Repeat the data exactly, starting at the line containing "reward-item[interactable]: 1: [559, 167, 613, 221]" and ending at the line containing "nav-label: 装备: [198, 236, 226, 252]", both included.

» **Input material**
--------

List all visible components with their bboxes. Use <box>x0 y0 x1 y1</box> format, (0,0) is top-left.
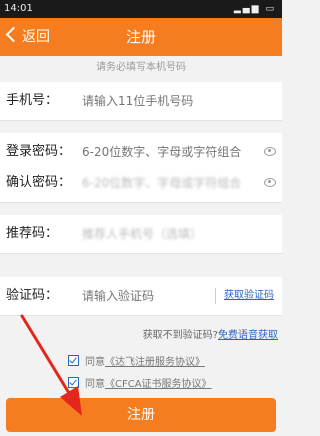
agreement-row-2: 同意《CFCA证书服务协议》 <box>68 375 212 390</box>
eye-icon[interactable] <box>264 147 276 156</box>
get-code-button[interactable]: 获取验证码 <box>215 288 274 304</box>
phone-label: 手机号： <box>6 93 59 108</box>
nav-bar: 返回 注册 <box>0 18 282 56</box>
status-bar: 14:01 ▂▄▆ ▭ <box>0 0 282 18</box>
agreement-1-link[interactable]: 《达飞注册服务协议》 <box>105 357 205 368</box>
agreement-2-link[interactable]: 《CFCA证书服务协议》 <box>105 379 212 390</box>
captcha-row: 验证码： 获取验证码 <box>0 277 282 316</box>
page-title: 注册 <box>125 28 156 46</box>
phone-input[interactable] <box>82 82 262 120</box>
status-icons: ▂▄▆ ▭ <box>234 0 276 18</box>
checkbox-agreement-1[interactable] <box>68 355 79 366</box>
status-time: 14:01 <box>4 3 33 14</box>
captcha-label: 验证码： <box>6 288 59 303</box>
phone-row: 手机号： <box>0 82 282 121</box>
confirm-password-label: 确认密码： <box>6 175 72 190</box>
captcha-input[interactable] <box>82 277 202 315</box>
battery-icon: ▭ <box>265 4 276 14</box>
voice-code-link[interactable]: 免费语音获取 <box>218 330 278 341</box>
confirm-password-input[interactable]: 6-20位数字、字母或字符组合 <box>82 164 262 202</box>
eye-icon[interactable] <box>264 178 276 187</box>
agreement-1-prefix: 同意 <box>85 357 105 368</box>
signal-icon: ▂▄▆ <box>233 4 261 14</box>
voice-text: 获取不到验证码? <box>142 330 218 341</box>
voice-code-line: 获取不到验证码?免费语音获取 <box>143 326 278 341</box>
agreement-row-1: 同意《达飞注册服务协议》 <box>68 353 205 368</box>
confirm-password-row-main: 确认密码： 6-20位数字、字母或字符组合 <box>0 164 282 203</box>
referrer-label: 推荐码： <box>6 226 59 241</box>
referrer-row: 推荐码： 推荐人手机号（选填） <box>0 215 282 254</box>
agreement-2-prefix: 同意 <box>85 379 105 390</box>
register-button[interactable]: 注册 <box>6 398 276 432</box>
referrer-input[interactable]: 推荐人手机号（选填） <box>82 215 262 253</box>
hint-text: 请务必填写本机号码 <box>96 62 186 73</box>
checkbox-agreement-2[interactable] <box>68 377 79 388</box>
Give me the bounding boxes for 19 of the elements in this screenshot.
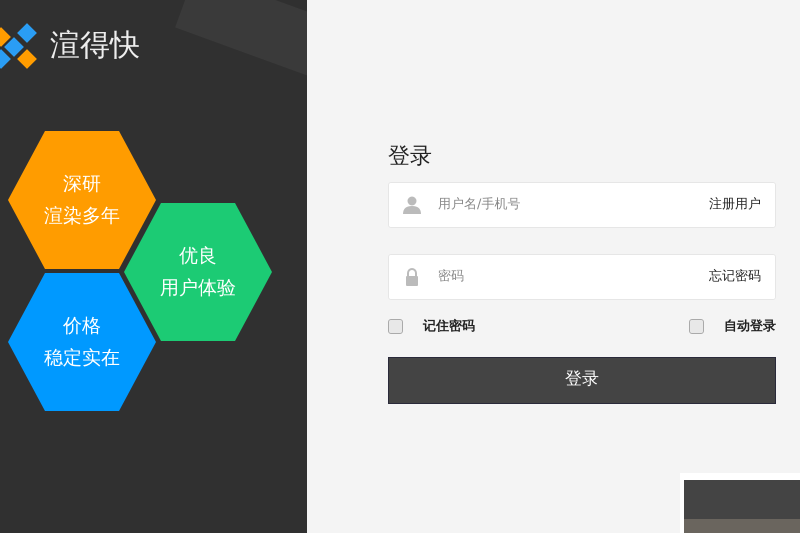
feature-text: 稳定实在 xyxy=(44,346,120,371)
feature-text: 渲染多年 xyxy=(44,204,120,229)
password-field[interactable]: 密码 忘记密码 xyxy=(388,254,776,300)
lock-icon xyxy=(403,268,421,286)
checkbox[interactable] xyxy=(388,319,403,334)
checkbox-label: 记住密码 xyxy=(423,318,475,336)
feature-text: 价格 xyxy=(63,314,101,339)
username-field[interactable]: 用户名/手机号 注册用户 xyxy=(388,182,776,228)
forgot-password-link[interactable]: 忘记密码 xyxy=(709,267,761,287)
feature-text: 优良 xyxy=(179,244,217,269)
brand-name: 渲得快 xyxy=(50,31,140,61)
checkbox-label: 自动登录 xyxy=(724,318,776,336)
feature-text: 深研 xyxy=(63,172,101,197)
feature-text: 用户体验 xyxy=(160,276,236,301)
checkbox[interactable] xyxy=(689,319,704,334)
user-icon xyxy=(403,196,421,214)
login-button[interactable]: 登录 xyxy=(388,356,776,404)
login-title: 登录 xyxy=(388,143,433,171)
register-link[interactable]: 注册用户 xyxy=(709,195,761,215)
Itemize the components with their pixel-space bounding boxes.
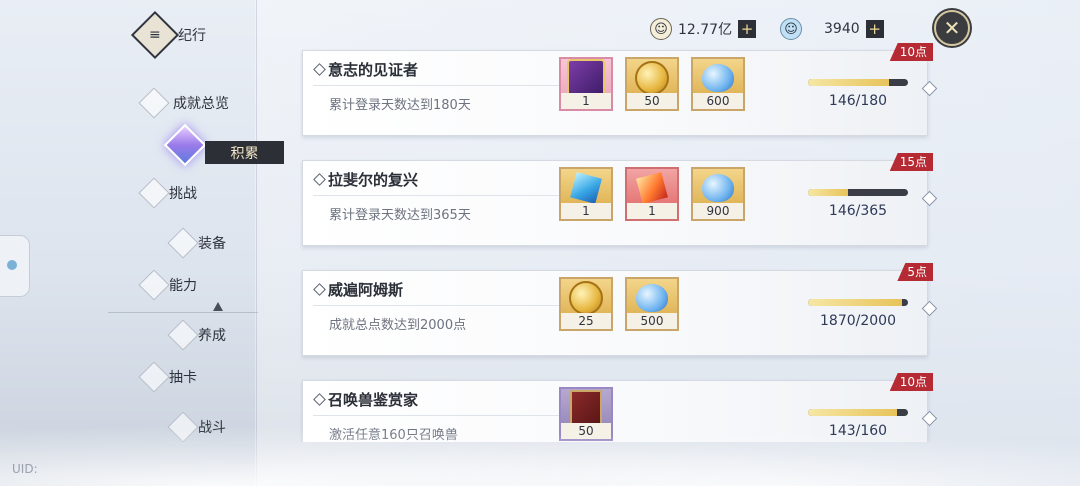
reward-item[interactable]: 1: [559, 167, 613, 221]
red-cube-icon: [636, 172, 668, 204]
progress-bar: [808, 409, 908, 416]
slime-icon: [702, 174, 734, 202]
reward-list: 25 500: [559, 277, 679, 331]
reward-quantity: 1: [627, 203, 677, 219]
achievement-description: 累计登录天数达到365天: [329, 208, 471, 223]
blue-cube-icon: [570, 172, 602, 204]
progress-bar: [808, 189, 908, 196]
achievement-title-row: 意志的见证者: [313, 59, 419, 80]
diamond-end-icon: [921, 190, 938, 207]
side-tab[interactable]: [0, 235, 30, 297]
reward-quantity: 600: [693, 93, 743, 109]
reward-quantity: 1: [561, 93, 611, 109]
divider: [313, 85, 563, 86]
slime-icon: [702, 64, 734, 92]
book-icon: ≡: [130, 10, 180, 60]
reward-item[interactable]: 25: [559, 277, 613, 331]
progress-fill: [808, 299, 902, 306]
reward-item[interactable]: 1: [625, 167, 679, 221]
hero-portrait-icon: [567, 59, 605, 97]
divider: [256, 0, 257, 486]
reward-item[interactable]: 1: [559, 57, 613, 111]
nav-header: ≡ 纪行: [130, 10, 206, 60]
nav-item-equipment[interactable]: 装备: [167, 227, 226, 259]
reward-item[interactable]: 900: [691, 167, 745, 221]
reward-list: 1 1 900: [559, 167, 745, 221]
nav-label: 装备: [198, 236, 226, 252]
nav-label: 能力: [169, 278, 197, 294]
achievement-title-row: 威遍阿姆斯: [313, 279, 404, 300]
points-badge: 5点: [897, 263, 933, 281]
nav-label: 养成: [198, 328, 226, 344]
diamond-icon: [167, 319, 199, 351]
nav-label: 抽卡: [169, 370, 197, 386]
divider: [108, 312, 258, 313]
nav-item-active[interactable]: 积累: [205, 141, 284, 164]
achievement-card[interactable]: 意志的见证者 累计登录天数达到180天 1 50 600 146/180 10点: [302, 43, 938, 136]
achievement-title-row: 召唤兽鉴赏家: [313, 389, 419, 410]
nav-label: 挑战: [169, 186, 197, 202]
cloud-decoration: [0, 416, 1080, 486]
gold-coin-icon: [569, 281, 603, 315]
triangle-icon: [213, 302, 223, 311]
dot-icon: [7, 260, 17, 270]
reward-quantity: 900: [693, 203, 743, 219]
progress-fill: [808, 189, 848, 196]
nav-item-challenge[interactable]: 挑战: [138, 177, 197, 209]
diamond-bullet-icon: [313, 63, 326, 76]
diamond-icon: [167, 227, 199, 259]
progress-fill: [808, 79, 889, 86]
achievement-card[interactable]: 威遍阿姆斯 成就总点数达到2000点 25 500 1870/2000 5点: [302, 263, 938, 356]
achievement-description: 累计登录天数达到180天: [329, 98, 471, 113]
achievement-description: 成就总点数达到2000点: [329, 318, 467, 333]
gold-coin-icon: [635, 61, 669, 95]
progress-fill: [808, 409, 897, 416]
achievement-title-row: 拉斐尔的复兴: [313, 169, 419, 190]
diamond-icon: [138, 269, 170, 301]
diamond-icon: [138, 361, 170, 393]
achievement-title: 拉斐尔的复兴: [328, 171, 419, 189]
reward-quantity: 50: [627, 93, 677, 109]
diamond-icon: [138, 177, 170, 209]
nav-item-gacha[interactable]: 抽卡: [138, 361, 197, 393]
progress-bar: [808, 299, 908, 306]
divider: [313, 305, 563, 306]
slime-icon: [636, 284, 668, 312]
achievement-title: 意志的见证者: [328, 61, 419, 79]
nav-item-growth[interactable]: 养成: [167, 319, 226, 351]
diamond-bullet-icon: [313, 173, 326, 186]
nav-label: 成就总览: [173, 96, 229, 112]
progress-text: 146/365: [828, 203, 888, 219]
reward-quantity: 1: [561, 203, 611, 219]
diamond-end-icon: [921, 300, 938, 317]
crystal-icon: [163, 123, 207, 167]
points-badge: 10点: [889, 43, 933, 61]
achievement-title: 威遍阿姆斯: [328, 281, 404, 299]
nav-title: 纪行: [178, 28, 206, 44]
reward-item[interactable]: 600: [691, 57, 745, 111]
reward-quantity: 500: [627, 313, 677, 329]
reward-list: 1 50 600: [559, 57, 745, 111]
progress-text: 146/180: [828, 93, 888, 109]
nav-item-overview[interactable]: 成就总览: [138, 87, 229, 119]
achievement-title: 召唤兽鉴赏家: [328, 391, 419, 409]
diamond-bullet-icon: [313, 283, 326, 296]
divider: [313, 195, 563, 196]
reward-item[interactable]: 50: [625, 57, 679, 111]
points-badge: 15点: [889, 153, 933, 171]
nav-item-ability[interactable]: 能力: [138, 269, 197, 301]
points-badge: 10点: [889, 373, 933, 391]
diamond-end-icon: [921, 80, 938, 97]
diamond-bullet-icon: [313, 393, 326, 406]
achievement-list[interactable]: 意志的见证者 累计登录天数达到180天 1 50 600 146/180 10点: [300, 0, 940, 442]
reward-quantity: 25: [561, 313, 611, 329]
progress-bar: [808, 79, 908, 86]
uid-label: UID:: [12, 462, 38, 476]
reward-item[interactable]: 500: [625, 277, 679, 331]
progress-text: 1870/2000: [820, 313, 896, 329]
diamond-icon: [138, 87, 170, 119]
achievement-card[interactable]: 拉斐尔的复兴 累计登录天数达到365天 1 1 900 146/365 15点: [302, 153, 938, 246]
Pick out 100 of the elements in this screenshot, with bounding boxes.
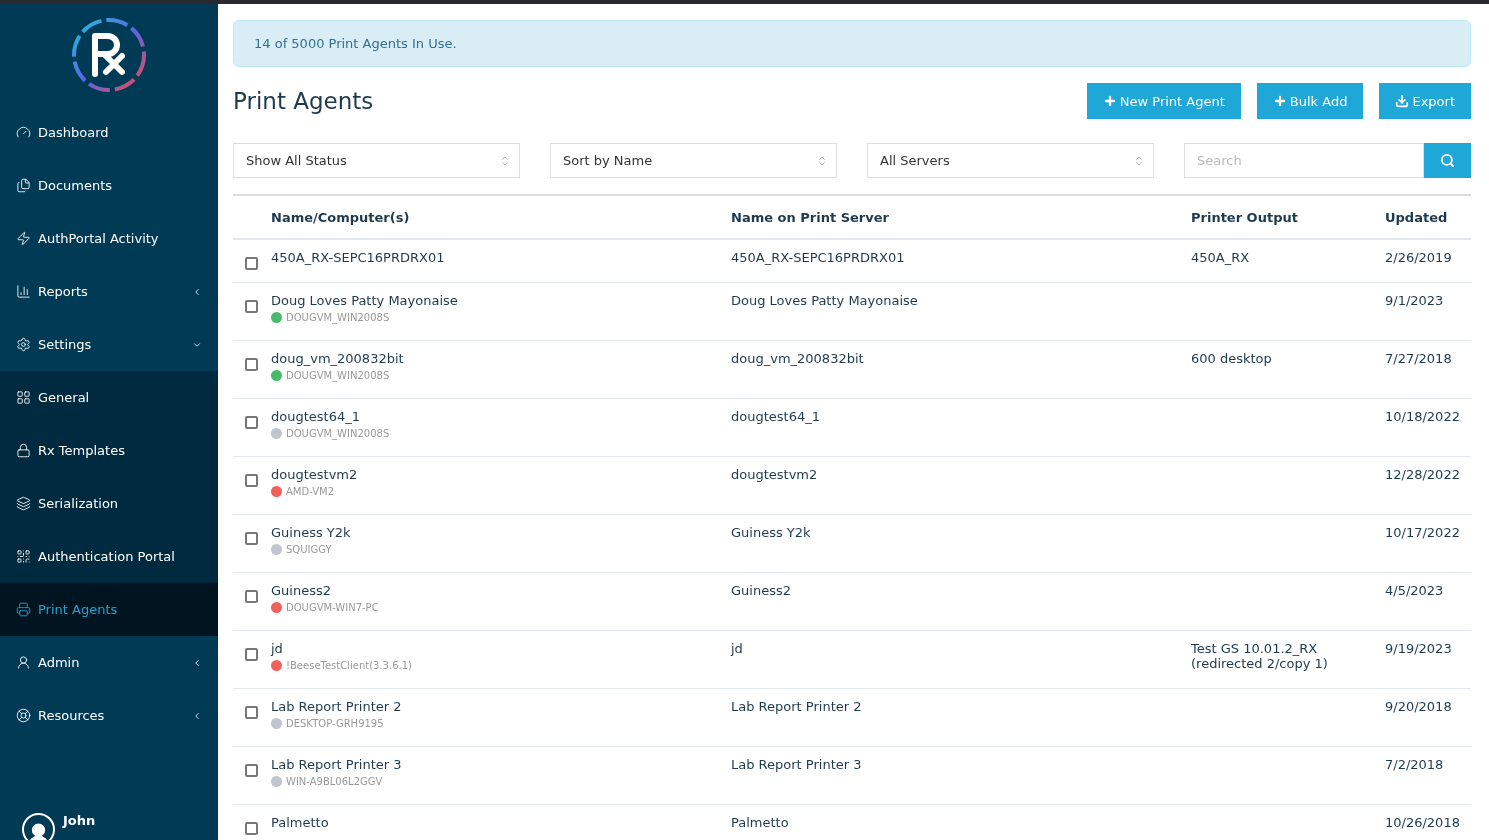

--------

» **Output of the task**
reward-item[interactable]: 1: [559, 167, 613, 221]
red-cube-icon: [636, 172, 668, 204]
progress-bar: [808, 409, 908, 416]
slime-icon: [702, 174, 734, 202]
reward-list: 25 500: [559, 277, 679, 331]
reward-quantity: 1: [627, 203, 677, 219]
achievement-description: 累计登录天数达到365天: [329, 208, 471, 223]
blue-cube-icon: [570, 172, 602, 204]
progress-bar: [808, 189, 908, 196]
achievement-title-row: 意志的见证者: [313, 59, 419, 80]
diamond-end-icon: [921, 190, 938, 207]
side-tab[interactable]: [0, 235, 30, 297]
reward-quantity: 600: [693, 93, 743, 109]
reward-quantity: 1: [561, 93, 611, 109]
divider: [313, 85, 563, 86]
slime-icon: [702, 64, 734, 92]
book-icon: ≡: [130, 10, 180, 60]
reward-item[interactable]: 25: [559, 277, 613, 331]
progress-fill: [808, 299, 902, 306]
reward-item[interactable]: 1: [625, 167, 679, 221]
hero-portrait-icon: [567, 59, 605, 97]
divider: [256, 0, 257, 486]
reward-item[interactable]: 1: [559, 57, 613, 111]
nav-header: ≡ 纪行: [130, 10, 206, 60]
nav-item-equipment[interactable]: 装备: [167, 227, 226, 259]
reward-item[interactable]: 900: [691, 167, 745, 221]
reward-list: 1 1 900: [559, 167, 745, 221]
nav-label: 装备: [198, 236, 226, 252]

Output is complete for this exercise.